_Problem details_
Gather up the lines with the word "получателем" in them.

_Data entries_
##########

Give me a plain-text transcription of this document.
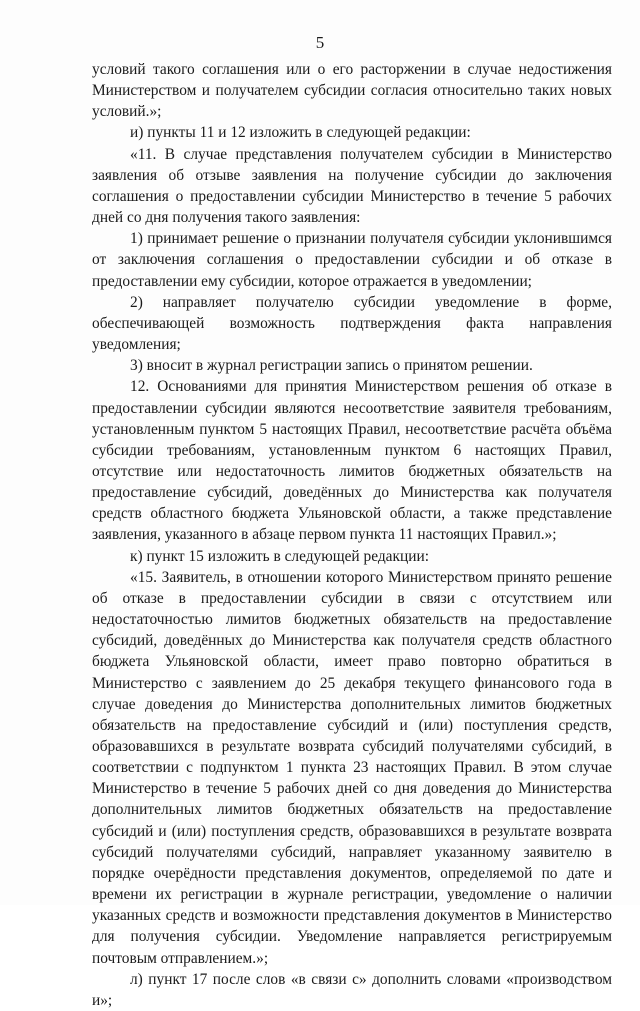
5

условий такого соглашения или о его расторжении в случае недостижения Министерством и получателем субсидии согласия относительно таких новых условий.»;

и) пункты 11 и 12 изложить в следующей редакции:

«11. В случае представления получателем субсидии в Министерство заявления об отзыве заявления на получение субсидии до заключения соглашения о предоставлении субсидии Министерство в течение 5 рабочих дней со дня получения такого заявления:

1) принимает решение о признании получателя субсидии уклонившимся от заключения соглашения о предоставлении субсидии и об отказе в предоставлении ему субсидии, которое отражается в уведомлении;

2) направляет получателю субсидии уведомление в форме, обеспечивающей возможность подтверждения факта направления уведомления;

3) вносит в журнал регистрации запись о принятом решении.

12. Основаниями для принятия Министерством решения об отказе в предоставлении субсидии являются несоответствие заявителя требованиям, установленным пунктом 5 настоящих Правил, несоответствие расчёта объёма субсидии требованиям, установленным пунктом 6 настоящих Правил, отсутствие или недостаточность лимитов бюджетных обязательств на предоставление субсидий, доведённых до Министерства как получателя средств областного бюджета Ульяновской области, а также представление заявления, указанного в абзаце первом пункта 11 настоящих Правил.»;

к) пункт 15 изложить в следующей редакции:

«15. Заявитель, в отношении которого Министерством принято решение об отказе в предоставлении субсидии в связи с отсутствием или недостаточностью лимитов бюджетных обязательств на предоставление субсидий, доведённых до Министерства как получателя средств областного бюджета Ульяновской области, имеет право повторно обратиться в Министерство с заявлением до 25 декабря текущего финансового года в случае доведения до Министерства дополнительных лимитов бюджетных обязательств на предоставление субсидий и (или) поступления средств, образовавшихся в результате возврата субсидий получателями субсидий, в соответствии с подпунктом 1 пункта 23 настоящих Правил. В этом случае Министерство в течение 5 рабочих дней со дня доведения до Министерства дополнительных лимитов бюджетных обязательств на предоставление субсидий и (или) поступления средств, образовавшихся в результате возврата субсидий получателями субсидий, направляет указанному заявителю в порядке очерёдности представления документов, определяемой по дате и времени их регистрации в журнале регистрации, уведомление о наличии указанных средств и возможности представления документов в Министерство для получения субсидии. Уведомление направляется регистрируемым почтовым отправлением.»;

л) пункт 17 после слов «в связи с» дополнить словами «производством и»;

##########

_Exercise result_
условий такого соглашения или о его расторжении в случае недостижения Министерством и получателем субсидии согласия относительно таких новых условий.»;
«11. В случае представления получателем субсидии в Министерство заявления об отзыве заявления на получение субсидии до заключения соглашения о предоставлении субсидии Министерство в течение 5 рабочих дней со дня получения такого заявления:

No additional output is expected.